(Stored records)
# # # #
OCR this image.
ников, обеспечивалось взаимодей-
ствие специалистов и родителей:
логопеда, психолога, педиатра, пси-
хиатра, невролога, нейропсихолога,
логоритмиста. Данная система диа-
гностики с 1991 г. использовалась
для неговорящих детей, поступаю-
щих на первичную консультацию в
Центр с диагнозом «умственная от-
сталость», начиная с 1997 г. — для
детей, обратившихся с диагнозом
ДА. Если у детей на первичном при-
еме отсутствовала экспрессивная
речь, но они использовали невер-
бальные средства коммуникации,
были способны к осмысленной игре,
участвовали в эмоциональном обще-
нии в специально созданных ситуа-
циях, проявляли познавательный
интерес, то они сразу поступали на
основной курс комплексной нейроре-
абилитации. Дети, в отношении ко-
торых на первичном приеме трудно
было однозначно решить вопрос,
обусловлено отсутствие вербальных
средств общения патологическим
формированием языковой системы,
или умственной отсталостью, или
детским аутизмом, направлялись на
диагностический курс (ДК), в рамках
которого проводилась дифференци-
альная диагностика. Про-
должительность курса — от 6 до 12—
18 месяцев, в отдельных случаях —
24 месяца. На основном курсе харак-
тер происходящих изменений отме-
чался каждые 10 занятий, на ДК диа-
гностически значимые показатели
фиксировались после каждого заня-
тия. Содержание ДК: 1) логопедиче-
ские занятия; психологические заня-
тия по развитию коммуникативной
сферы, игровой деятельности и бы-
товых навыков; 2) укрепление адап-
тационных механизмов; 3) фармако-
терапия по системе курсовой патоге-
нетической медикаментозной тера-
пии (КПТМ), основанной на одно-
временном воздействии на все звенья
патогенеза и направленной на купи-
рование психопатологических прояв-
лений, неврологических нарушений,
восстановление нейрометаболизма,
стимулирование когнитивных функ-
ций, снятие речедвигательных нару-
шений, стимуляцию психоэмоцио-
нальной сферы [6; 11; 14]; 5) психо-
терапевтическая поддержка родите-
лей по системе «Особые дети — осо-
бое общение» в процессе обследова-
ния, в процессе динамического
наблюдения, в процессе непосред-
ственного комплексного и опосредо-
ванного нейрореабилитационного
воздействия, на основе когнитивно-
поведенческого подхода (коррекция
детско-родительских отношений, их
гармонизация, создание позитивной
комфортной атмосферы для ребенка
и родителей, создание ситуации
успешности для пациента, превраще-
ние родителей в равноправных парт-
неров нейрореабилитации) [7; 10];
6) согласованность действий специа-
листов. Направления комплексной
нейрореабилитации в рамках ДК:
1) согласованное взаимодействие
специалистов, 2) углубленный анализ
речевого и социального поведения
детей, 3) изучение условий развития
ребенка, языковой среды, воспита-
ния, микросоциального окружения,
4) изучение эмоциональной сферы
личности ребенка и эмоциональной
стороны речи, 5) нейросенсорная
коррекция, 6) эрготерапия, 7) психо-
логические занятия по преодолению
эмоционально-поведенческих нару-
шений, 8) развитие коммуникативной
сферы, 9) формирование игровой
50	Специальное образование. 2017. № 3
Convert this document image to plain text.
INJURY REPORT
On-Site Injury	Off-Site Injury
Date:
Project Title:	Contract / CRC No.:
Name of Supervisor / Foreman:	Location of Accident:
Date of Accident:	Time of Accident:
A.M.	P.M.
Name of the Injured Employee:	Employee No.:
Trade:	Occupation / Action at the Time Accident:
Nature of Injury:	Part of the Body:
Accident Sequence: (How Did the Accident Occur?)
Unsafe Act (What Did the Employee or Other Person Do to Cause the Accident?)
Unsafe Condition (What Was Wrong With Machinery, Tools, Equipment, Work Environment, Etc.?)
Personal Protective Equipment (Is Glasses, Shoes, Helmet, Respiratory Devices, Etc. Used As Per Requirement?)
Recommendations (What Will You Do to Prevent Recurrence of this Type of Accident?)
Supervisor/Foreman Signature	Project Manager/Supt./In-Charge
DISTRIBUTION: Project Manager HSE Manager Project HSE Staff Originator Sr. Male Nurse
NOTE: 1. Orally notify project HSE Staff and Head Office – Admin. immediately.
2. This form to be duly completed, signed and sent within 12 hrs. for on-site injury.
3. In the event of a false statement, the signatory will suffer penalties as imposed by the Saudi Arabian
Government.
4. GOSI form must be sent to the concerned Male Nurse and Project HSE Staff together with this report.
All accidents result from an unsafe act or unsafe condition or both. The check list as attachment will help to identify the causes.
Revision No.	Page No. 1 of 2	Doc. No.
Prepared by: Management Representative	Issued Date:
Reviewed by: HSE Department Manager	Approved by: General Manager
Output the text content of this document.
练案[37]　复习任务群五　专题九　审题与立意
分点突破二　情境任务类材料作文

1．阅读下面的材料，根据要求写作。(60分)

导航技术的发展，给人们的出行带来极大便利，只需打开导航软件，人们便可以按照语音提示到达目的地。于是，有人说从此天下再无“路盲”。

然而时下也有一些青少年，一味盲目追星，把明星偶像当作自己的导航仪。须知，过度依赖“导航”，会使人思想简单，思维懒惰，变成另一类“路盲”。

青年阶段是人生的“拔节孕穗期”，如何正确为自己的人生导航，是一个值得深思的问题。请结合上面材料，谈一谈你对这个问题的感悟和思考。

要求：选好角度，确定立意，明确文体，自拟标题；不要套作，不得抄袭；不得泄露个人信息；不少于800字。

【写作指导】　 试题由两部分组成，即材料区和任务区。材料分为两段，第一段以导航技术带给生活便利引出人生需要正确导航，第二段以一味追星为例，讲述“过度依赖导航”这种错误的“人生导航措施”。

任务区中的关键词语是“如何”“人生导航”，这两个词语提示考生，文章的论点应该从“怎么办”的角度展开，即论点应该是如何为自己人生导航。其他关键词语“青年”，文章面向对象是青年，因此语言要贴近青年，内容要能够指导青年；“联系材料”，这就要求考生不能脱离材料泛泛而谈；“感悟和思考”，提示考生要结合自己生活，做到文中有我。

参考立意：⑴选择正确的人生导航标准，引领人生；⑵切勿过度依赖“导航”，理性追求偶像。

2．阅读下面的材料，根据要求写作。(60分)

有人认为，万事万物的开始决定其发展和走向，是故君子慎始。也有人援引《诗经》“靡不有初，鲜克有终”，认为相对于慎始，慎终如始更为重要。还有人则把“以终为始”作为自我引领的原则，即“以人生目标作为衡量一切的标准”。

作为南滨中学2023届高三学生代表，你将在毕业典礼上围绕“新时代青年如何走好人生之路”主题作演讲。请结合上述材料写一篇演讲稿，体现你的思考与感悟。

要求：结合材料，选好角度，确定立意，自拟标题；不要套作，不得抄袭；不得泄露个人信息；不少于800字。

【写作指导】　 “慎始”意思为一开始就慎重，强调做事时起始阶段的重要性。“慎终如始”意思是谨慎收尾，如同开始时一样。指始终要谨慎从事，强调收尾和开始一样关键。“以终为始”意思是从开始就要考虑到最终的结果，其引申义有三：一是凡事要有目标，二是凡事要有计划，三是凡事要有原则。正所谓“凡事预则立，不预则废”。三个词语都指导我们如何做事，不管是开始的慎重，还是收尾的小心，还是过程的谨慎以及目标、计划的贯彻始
# # # #
SHORT PROBLEM:
From the records above, extract each line exactly as shown.

FULL OUTPUT:
OCR this image.
ников, обеспечивалось взаимодей-
ствие специалистов и родителей:
логопеда, психолога, педиатра, пси-
хиатра, невролога, нейропсихолога,
логоритмиста. Данная система диа-
гностики с 1991 г. использовалась
для неговорящих детей, поступаю-
щих на первичную консультацию в
Центр с диагнозом «умственная от-
сталость», начиная с 1997 г. — для
детей, обратившихся с диагнозом
ДА. Если у детей на первичном при-
еме отсутствовала экспрессивная
речь, но они использовали невер-
бальные средства коммуникации,
были способны к осмысленной игре,
участвовали в эмоциональном обще-
нии в специально созданных ситуа-
циях, проявляли познавательный
интерес, то они сразу поступали на
основной курс комплексной нейроре-
абилитации. Дети, в отношении ко-
торых на первичном приеме трудно
было однозначно решить вопрос,
обусловлено отсутствие вербальных
средств общения патологическим
формированием языковой системы,
или умственной отсталостью, или
детским аутизмом, направлялись на
диагностический курс (ДК), в рамках
которого проводилась дифференци-
альная диагностика. Про-
должительность курса — от 6 до 12—
18 месяцев, в отдельных случаях —
24 месяца. На основном курсе харак-
тер происходящих изменений отме-
чался каждые 10 занятий, на ДК диа-
гностически значимые показатели
фиксировались после каждого заня-
тия. Содержание ДК: 1) логопедиче-
ские занятия; психологические заня-
тия по развитию коммуникативной
сферы, игровой деятельности и бы-
товых навыков; 2) укрепление адап-
тационных механизмов; 3) фармако-
терапия по системе курсовой патоге-
нетической медикаментозной тера-
пии (КПТМ), основанной на одно-
временном воздействии на все звенья
патогенеза и направленной на купи-
рование психопатологических прояв-
лений, неврологических нарушений,
восстановление нейрометаболизма,
стимулирование когнитивных функ-
ций, снятие речедвигательных нару-
шений, стимуляцию психоэмоцио-
нальной сферы [6; 11; 14]; 5) психо-
терапевтическая поддержка родите-
лей по системе «Особые дети — осо-
бое общение» в процессе обследова-
ния, в процессе динамического
наблюдения, в процессе непосред-
ственного комплексного и опосредо-
ванного нейрореабилитационного
воздействия, на основе когнитивно-
поведенческого подхода (коррекция
детско-родительских отношений, их
гармонизация, создание позитивной
комфортной атмосферы для ребенка
и родителей, создание ситуации
успешности для пациента, превраще-
ние родителей в равноправных парт-
неров нейрореабилитации) [7; 10];
6) согласованность действий специа-
листов. Направления комплексной
нейрореабилитации в рамках ДК:
1) согласованное взаимодействие
специалистов, 2) углубленный анализ
речевого и социального поведения
детей, 3) изучение условий развития
ребенка, языковой среды, воспита-
ния, микросоциального окружения,
4) изучение эмоциональной сферы
личности ребенка и эмоциональной
стороны речи, 5) нейросенсорная
коррекция, 6) эрготерапия, 7) психо-
логические занятия по преодолению
эмоционально-поведенческих нару-
шений, 8) развитие коммуникативной
сферы, 9) формирование игровой
50	Специальное образование. 2017. № 3
Convert this document image to plain text.
INJURY REPORT
On-Site Injury	Off-Site Injury
Date:
Project Title:	Contract / CRC No.:
Name of Supervisor / Foreman:	Location of Accident:
Date of Accident:	Time of Accident:
A.M.	P.M.
Name of the Injured Employee:	Employee No.:
Trade:	Occupation / Action at the Time Accident:
Nature of Injury:	Part of the Body:
Accident Sequence: (How Did the Accident Occur?)
Unsafe Act (What Did the Employee or Other Person Do to Cause the Accident?)
Unsafe Condition (What Was Wrong With Machinery, Tools, Equipment, Work Environment, Etc.?)
Personal Protective Equipment (Is Glasses, Shoes, Helmet, Respiratory Devices, Etc. Used As Per Requirement?)
Recommendations (What Will You Do to Prevent Recurrence of this Type of Accident?)
Supervisor/Foreman Signature	Project Manager/Supt./In-Charge
DISTRIBUTION: Project Manager HSE Manager Project HSE Staff Originator Sr. Male Nurse
NOTE: 1. Orally notify project HSE Staff and Head Office – Admin. immediately.
2. This form to be duly completed, signed and sent within 12 hrs. for on-site injury.
3. In the event of a false statement, the signatory will suffer penalties as imposed by the Saudi Arabian
Government.
4. GOSI form must be sent to the concerned Male Nurse and Project HSE Staff together with this report.
All accidents result from an unsafe act or unsafe condition or both. The check list as attachment will help to identify the causes.
Revision No.	Page No. 1 of 2	Doc. No.
Prepared by: Management Representative	Issued Date:
Reviewed by: HSE Department Manager	Approved by: General Manager
Output the text content of this document.
练案[37]　复习任务群五　专题九　审题与立意
分点突破二　情境任务类材料作文

1．阅读下面的材料，根据要求写作。(60分)

导航技术的发展，给人们的出行带来极大便利，只需打开导航软件，人们便可以按照语音提示到达目的地。于是，有人说从此天下再无“路盲”。

然而时下也有一些青少年，一味盲目追星，把明星偶像当作自己的导航仪。须知，过度依赖“导航”，会使人思想简单，思维懒惰，变成另一类“路盲”。

青年阶段是人生的“拔节孕穗期”，如何正确为自己的人生导航，是一个值得深思的问题。请结合上面材料，谈一谈你对这个问题的感悟和思考。

要求：选好角度，确定立意，明确文体，自拟标题；不要套作，不得抄袭；不得泄露个人信息；不少于800字。

【写作指导】　 试题由两部分组成，即材料区和任务区。材料分为两段，第一段以导航技术带给生活便利引出人生需要正确导航，第二段以一味追星为例，讲述“过度依赖导航”这种错误的“人生导航措施”。

任务区中的关键词语是“如何”“人生导航”，这两个词语提示考生，文章的论点应该从“怎么办”的角度展开，即论点应该是如何为自己人生导航。其他关键词语“青年”，文章面向对象是青年，因此语言要贴近青年，内容要能够指导青年；“联系材料”，这就要求考生不能脱离材料泛泛而谈；“感悟和思考”，提示考生要结合自己生活，做到文中有我。

参考立意：⑴选择正确的人生导航标准，引领人生；⑵切勿过度依赖“导航”，理性追求偶像。

2．阅读下面的材料，根据要求写作。(60分)

有人认为，万事万物的开始决定其发展和走向，是故君子慎始。也有人援引《诗经》“靡不有初，鲜克有终”，认为相对于慎始，慎终如始更为重要。还有人则把“以终为始”作为自我引领的原则，即“以人生目标作为衡量一切的标准”。

作为南滨中学2023届高三学生代表，你将在毕业典礼上围绕“新时代青年如何走好人生之路”主题作演讲。请结合上述材料写一篇演讲稿，体现你的思考与感悟。

要求：结合材料，选好角度，确定立意，自拟标题；不要套作，不得抄袭；不得泄露个人信息；不少于800字。

【写作指导】　 “慎始”意思为一开始就慎重，强调做事时起始阶段的重要性。“慎终如始”意思是谨慎收尾，如同开始时一样。指始终要谨慎从事，强调收尾和开始一样关键。“以终为始”意思是从开始就要考虑到最终的结果，其引申义有三：一是凡事要有目标，二是凡事要有计划，三是凡事要有原则。正所谓“凡事预则立，不预则废”。三个词语都指导我们如何做事，不管是开始的慎重，还是收尾的小心，还是过程的谨慎以及目标、计划的贯彻始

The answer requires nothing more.